__Written exercise__. Check every line of the material below for the string "presidente", and return the ones that have it.

__Entries supplied__.
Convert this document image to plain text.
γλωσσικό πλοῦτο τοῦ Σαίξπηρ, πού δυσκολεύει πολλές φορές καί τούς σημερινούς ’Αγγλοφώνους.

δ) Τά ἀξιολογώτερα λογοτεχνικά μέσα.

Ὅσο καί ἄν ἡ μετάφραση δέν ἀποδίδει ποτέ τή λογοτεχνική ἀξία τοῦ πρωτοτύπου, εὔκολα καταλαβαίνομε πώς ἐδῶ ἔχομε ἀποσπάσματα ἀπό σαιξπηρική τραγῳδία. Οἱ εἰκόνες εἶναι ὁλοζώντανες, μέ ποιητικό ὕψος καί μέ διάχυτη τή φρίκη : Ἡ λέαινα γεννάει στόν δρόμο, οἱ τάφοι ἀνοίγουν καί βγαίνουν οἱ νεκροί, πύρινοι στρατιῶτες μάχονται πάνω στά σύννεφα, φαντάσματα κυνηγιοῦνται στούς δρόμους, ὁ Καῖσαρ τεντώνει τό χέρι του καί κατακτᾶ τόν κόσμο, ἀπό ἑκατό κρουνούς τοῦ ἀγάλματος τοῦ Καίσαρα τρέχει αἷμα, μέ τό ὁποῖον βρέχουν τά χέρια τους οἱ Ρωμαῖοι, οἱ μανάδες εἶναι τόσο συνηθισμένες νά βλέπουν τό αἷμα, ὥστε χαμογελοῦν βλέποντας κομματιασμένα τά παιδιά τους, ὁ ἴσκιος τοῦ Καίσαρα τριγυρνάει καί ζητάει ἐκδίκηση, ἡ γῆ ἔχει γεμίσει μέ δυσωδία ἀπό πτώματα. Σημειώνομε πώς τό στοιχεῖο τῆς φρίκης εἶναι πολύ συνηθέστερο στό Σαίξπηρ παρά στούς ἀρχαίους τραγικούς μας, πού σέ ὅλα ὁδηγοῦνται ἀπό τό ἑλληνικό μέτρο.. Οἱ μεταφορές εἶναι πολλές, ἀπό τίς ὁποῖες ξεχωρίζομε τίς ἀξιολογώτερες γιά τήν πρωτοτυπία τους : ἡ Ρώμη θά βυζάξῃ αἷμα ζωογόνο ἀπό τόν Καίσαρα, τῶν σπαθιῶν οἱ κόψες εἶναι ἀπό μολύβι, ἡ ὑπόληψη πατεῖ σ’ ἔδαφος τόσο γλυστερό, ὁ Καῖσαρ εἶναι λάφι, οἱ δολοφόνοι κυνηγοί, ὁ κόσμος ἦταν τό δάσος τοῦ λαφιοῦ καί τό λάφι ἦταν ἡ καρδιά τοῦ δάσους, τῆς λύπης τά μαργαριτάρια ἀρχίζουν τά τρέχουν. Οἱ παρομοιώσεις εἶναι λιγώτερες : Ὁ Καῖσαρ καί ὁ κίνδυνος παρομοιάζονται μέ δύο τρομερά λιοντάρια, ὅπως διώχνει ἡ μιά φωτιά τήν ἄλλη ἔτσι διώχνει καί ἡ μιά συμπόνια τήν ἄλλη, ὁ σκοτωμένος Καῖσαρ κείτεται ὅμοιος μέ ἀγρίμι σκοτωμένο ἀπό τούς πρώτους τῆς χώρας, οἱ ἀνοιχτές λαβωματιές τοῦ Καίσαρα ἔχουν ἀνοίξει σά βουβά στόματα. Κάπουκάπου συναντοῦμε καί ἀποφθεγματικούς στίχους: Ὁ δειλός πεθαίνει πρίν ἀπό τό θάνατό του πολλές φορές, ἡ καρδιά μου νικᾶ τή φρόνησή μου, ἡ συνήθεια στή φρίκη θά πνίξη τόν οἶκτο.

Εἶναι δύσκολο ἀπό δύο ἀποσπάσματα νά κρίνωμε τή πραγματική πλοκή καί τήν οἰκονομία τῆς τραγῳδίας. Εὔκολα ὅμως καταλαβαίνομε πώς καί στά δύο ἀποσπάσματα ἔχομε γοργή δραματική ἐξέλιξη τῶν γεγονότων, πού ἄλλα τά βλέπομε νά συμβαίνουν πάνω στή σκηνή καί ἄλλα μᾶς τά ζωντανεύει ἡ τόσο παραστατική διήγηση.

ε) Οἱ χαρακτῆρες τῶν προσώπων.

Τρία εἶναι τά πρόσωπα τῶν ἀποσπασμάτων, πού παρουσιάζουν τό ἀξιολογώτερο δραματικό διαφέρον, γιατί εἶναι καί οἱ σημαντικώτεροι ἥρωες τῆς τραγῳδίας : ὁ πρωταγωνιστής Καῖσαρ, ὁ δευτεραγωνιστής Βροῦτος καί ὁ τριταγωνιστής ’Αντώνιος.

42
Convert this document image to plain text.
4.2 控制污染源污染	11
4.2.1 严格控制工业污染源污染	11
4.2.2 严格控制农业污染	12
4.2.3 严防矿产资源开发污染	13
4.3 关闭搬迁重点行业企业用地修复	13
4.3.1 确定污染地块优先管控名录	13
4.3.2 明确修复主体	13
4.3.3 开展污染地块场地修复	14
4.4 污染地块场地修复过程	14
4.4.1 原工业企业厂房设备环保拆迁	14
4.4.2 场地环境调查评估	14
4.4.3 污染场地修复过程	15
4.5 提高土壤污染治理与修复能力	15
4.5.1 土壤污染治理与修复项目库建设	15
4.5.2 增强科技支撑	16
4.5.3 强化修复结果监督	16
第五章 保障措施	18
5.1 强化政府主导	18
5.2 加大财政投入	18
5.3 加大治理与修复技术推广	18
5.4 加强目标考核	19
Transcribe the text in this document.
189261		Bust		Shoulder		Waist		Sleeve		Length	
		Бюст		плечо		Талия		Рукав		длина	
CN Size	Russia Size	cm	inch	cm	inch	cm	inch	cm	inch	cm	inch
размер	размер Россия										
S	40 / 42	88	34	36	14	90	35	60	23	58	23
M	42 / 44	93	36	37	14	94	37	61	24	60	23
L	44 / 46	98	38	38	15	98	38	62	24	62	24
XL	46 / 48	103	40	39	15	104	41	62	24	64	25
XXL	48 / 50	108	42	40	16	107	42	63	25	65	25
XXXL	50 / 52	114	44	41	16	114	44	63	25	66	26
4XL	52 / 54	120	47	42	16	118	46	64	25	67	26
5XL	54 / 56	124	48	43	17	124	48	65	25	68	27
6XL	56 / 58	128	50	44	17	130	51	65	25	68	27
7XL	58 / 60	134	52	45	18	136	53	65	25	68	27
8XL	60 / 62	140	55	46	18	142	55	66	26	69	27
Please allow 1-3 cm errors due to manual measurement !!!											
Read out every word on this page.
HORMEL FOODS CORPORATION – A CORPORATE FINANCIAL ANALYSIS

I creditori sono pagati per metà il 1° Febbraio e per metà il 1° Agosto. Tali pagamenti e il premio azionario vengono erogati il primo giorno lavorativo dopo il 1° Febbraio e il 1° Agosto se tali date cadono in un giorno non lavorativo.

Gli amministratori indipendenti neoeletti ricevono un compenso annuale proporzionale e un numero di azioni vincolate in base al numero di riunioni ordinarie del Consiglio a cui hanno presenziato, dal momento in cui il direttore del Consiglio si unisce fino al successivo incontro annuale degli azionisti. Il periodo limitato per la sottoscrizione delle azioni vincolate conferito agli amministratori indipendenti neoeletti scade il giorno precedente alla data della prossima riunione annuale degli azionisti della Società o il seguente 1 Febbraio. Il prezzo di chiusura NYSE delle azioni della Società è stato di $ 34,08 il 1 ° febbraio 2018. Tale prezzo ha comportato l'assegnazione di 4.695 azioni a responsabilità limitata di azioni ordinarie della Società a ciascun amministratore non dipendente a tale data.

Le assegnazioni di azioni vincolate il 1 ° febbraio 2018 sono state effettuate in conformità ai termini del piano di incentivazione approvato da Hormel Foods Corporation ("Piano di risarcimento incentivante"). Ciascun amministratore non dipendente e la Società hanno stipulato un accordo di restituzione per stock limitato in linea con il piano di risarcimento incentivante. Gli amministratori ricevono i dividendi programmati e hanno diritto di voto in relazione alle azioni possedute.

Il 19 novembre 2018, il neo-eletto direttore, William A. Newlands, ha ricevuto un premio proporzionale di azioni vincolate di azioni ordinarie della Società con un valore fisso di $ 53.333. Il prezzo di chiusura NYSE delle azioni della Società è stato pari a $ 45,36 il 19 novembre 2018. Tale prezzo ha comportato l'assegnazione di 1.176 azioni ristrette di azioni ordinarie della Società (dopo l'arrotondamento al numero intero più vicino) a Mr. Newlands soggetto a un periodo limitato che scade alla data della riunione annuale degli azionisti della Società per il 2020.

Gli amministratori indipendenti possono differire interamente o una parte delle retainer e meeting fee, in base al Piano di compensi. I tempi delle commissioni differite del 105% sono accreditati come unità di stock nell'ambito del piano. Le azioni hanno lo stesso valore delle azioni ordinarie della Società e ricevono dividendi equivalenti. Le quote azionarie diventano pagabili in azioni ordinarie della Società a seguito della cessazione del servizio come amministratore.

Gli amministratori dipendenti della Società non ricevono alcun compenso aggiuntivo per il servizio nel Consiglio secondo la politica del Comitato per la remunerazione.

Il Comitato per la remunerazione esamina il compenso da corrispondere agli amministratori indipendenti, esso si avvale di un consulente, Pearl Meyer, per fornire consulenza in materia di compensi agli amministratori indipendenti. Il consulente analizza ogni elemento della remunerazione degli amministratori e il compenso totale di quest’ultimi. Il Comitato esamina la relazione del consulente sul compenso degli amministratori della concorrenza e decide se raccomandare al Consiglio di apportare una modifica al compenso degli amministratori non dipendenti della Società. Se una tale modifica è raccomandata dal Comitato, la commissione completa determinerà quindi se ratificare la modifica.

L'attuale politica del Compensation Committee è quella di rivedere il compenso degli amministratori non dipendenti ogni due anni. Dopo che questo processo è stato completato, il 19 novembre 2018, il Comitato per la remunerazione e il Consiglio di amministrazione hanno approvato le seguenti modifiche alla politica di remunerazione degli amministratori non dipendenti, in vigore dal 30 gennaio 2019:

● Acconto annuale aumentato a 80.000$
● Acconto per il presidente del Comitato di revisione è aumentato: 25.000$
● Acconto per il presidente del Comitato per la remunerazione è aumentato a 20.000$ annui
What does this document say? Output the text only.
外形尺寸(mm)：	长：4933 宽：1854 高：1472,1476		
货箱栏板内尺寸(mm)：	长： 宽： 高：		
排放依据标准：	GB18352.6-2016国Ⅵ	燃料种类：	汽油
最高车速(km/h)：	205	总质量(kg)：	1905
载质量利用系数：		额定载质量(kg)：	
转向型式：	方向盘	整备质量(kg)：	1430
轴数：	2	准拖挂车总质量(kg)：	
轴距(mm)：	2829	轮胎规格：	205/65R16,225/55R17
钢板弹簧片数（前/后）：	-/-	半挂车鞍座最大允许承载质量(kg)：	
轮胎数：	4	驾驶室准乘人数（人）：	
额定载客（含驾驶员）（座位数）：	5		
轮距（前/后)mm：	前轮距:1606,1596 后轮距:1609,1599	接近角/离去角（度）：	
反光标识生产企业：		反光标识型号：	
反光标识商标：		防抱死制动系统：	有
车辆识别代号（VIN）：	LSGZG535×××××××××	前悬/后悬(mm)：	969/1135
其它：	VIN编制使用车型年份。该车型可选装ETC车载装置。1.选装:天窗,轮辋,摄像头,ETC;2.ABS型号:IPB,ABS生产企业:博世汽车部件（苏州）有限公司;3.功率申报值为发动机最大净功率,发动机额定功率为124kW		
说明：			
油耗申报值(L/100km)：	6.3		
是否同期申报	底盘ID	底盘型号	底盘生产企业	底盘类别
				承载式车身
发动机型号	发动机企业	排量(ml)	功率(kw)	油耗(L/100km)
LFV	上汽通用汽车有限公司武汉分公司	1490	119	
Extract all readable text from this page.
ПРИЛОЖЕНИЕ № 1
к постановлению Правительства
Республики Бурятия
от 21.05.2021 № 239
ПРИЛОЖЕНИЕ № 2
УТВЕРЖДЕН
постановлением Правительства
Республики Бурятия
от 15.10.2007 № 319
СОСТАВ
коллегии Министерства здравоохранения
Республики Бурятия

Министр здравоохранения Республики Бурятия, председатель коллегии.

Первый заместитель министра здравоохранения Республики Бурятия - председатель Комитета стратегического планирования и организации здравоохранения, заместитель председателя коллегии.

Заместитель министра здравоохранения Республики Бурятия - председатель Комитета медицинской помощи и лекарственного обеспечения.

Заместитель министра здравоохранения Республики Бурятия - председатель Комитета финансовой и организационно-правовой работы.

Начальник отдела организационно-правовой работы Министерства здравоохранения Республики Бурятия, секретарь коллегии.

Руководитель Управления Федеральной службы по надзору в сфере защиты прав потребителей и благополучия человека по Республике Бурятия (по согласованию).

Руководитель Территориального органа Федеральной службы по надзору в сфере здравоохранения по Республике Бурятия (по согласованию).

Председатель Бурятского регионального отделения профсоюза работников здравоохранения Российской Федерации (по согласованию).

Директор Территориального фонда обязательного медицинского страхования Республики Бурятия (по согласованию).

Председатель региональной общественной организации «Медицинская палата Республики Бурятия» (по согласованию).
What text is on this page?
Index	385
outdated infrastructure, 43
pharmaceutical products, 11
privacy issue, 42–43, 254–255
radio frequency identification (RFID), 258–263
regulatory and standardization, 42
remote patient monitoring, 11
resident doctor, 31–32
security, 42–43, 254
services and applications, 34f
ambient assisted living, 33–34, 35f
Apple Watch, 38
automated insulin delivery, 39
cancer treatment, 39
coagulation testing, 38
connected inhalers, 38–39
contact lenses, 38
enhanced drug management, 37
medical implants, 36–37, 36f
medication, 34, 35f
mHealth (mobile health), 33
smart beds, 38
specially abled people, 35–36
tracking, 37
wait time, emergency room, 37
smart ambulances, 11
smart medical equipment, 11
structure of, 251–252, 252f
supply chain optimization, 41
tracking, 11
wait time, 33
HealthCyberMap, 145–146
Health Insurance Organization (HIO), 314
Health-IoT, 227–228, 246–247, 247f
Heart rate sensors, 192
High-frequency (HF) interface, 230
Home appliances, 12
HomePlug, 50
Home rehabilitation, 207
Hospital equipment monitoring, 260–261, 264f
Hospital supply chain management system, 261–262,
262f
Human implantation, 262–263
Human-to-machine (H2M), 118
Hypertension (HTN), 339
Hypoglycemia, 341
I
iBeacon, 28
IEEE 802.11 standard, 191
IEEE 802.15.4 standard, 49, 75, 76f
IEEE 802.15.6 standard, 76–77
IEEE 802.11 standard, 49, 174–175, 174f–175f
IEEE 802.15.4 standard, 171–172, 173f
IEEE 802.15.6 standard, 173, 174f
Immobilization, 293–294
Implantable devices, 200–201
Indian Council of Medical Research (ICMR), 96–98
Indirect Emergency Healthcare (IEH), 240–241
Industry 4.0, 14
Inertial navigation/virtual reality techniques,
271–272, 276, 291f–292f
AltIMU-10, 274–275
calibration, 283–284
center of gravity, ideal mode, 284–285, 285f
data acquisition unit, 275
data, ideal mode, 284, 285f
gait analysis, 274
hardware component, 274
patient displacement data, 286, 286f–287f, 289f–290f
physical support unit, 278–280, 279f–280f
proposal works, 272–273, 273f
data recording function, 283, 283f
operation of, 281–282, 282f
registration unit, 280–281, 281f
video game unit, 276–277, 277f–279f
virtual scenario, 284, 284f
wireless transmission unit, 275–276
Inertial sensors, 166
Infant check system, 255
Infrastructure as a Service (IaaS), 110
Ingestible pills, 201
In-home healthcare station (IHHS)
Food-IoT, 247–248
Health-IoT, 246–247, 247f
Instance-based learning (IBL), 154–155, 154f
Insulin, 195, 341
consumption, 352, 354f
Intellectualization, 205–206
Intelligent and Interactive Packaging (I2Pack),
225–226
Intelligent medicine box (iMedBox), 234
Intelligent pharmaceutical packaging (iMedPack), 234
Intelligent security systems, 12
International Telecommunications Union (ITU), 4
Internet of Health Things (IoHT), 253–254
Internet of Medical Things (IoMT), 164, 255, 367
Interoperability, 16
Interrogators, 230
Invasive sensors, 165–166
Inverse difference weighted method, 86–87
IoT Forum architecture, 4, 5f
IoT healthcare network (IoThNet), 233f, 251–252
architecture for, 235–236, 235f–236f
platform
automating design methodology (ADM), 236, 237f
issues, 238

__Task output__.
● Acconto per il presidente del Comitato di revisione è aumentato: 25.000$
● Acconto per il presidente del Comitato per la remunerazione è aumentato a 20.000$ annui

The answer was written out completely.